> [What the task asks]: Once you have checked each line below for the word "please", give the number of lines that have it and nothing further.

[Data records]
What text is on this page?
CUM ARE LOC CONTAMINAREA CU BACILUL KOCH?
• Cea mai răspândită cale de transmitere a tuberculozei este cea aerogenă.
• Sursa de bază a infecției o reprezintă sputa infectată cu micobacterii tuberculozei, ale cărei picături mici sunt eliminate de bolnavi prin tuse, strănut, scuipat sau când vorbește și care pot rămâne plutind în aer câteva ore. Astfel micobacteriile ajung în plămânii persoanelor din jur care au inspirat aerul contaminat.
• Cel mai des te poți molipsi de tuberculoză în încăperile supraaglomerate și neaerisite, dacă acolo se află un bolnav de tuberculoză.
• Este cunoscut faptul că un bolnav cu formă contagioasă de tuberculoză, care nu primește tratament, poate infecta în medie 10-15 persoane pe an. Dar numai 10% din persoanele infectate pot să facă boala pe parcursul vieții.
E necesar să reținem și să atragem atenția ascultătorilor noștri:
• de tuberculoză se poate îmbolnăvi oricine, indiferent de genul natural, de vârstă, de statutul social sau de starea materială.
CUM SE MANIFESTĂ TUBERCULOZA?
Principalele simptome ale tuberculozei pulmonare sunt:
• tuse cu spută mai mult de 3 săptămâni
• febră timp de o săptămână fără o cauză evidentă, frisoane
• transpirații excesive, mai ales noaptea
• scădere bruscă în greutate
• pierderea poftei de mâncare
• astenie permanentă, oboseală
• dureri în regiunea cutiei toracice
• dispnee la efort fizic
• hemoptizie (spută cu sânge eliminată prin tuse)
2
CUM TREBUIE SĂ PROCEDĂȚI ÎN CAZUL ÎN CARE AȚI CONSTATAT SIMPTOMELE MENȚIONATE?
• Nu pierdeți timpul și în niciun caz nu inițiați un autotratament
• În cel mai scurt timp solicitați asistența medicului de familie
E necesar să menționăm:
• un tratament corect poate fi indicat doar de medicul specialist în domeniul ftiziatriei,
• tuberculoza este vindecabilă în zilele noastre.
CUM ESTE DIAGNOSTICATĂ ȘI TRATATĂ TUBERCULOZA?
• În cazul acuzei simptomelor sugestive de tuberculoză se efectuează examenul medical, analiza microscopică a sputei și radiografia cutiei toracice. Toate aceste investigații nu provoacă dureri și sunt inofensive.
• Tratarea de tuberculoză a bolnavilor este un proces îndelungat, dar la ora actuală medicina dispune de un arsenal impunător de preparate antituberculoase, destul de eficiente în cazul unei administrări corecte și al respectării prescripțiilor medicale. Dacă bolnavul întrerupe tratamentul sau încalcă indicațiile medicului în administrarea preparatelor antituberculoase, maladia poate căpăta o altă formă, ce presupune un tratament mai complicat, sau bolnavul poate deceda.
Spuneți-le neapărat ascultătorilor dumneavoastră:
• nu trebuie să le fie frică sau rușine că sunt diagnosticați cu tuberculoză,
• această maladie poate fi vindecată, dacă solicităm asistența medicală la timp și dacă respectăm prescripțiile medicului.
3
* * *
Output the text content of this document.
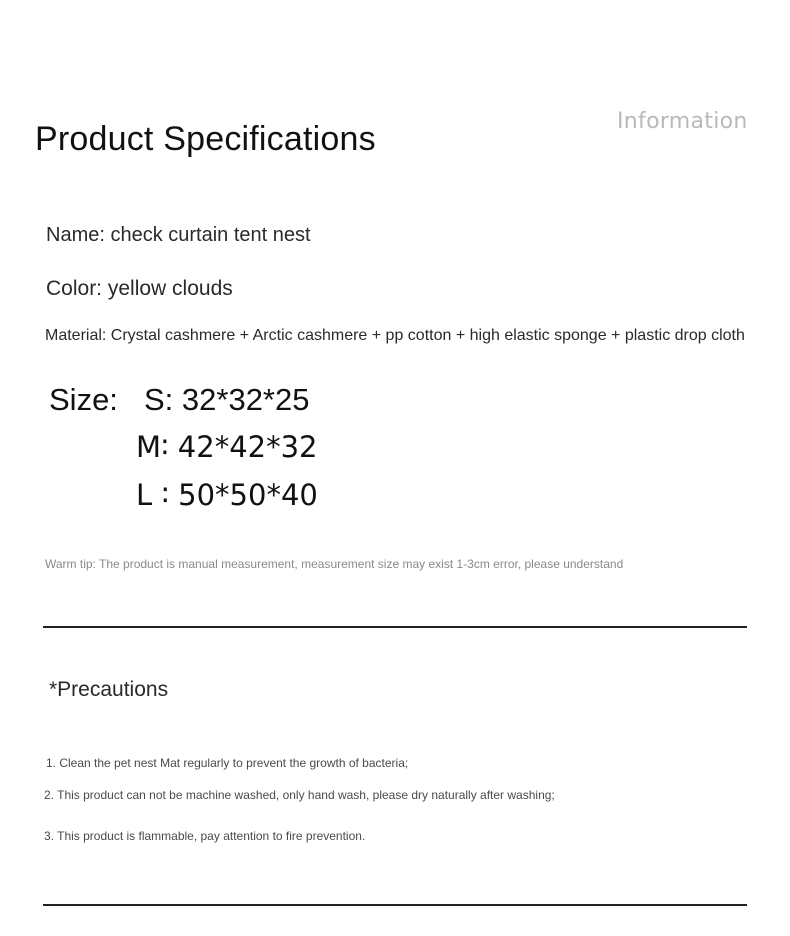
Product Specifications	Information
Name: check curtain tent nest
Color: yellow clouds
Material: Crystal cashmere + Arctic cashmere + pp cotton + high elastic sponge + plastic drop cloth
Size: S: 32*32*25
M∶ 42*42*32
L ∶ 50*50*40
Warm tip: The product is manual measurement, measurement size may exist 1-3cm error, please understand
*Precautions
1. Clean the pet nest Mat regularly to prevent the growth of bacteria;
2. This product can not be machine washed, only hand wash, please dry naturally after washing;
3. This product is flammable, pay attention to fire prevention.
--
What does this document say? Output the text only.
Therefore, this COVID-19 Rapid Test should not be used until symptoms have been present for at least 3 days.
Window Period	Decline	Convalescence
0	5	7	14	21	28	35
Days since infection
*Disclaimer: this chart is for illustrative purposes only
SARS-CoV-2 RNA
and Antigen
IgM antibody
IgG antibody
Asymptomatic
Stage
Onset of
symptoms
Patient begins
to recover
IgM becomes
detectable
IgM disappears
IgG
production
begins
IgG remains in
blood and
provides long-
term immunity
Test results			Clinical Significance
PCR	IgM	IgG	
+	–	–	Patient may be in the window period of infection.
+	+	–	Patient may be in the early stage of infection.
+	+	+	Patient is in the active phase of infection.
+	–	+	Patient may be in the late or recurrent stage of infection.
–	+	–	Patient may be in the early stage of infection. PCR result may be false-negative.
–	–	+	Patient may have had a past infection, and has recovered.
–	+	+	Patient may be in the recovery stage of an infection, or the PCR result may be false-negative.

> [Completed task]: 2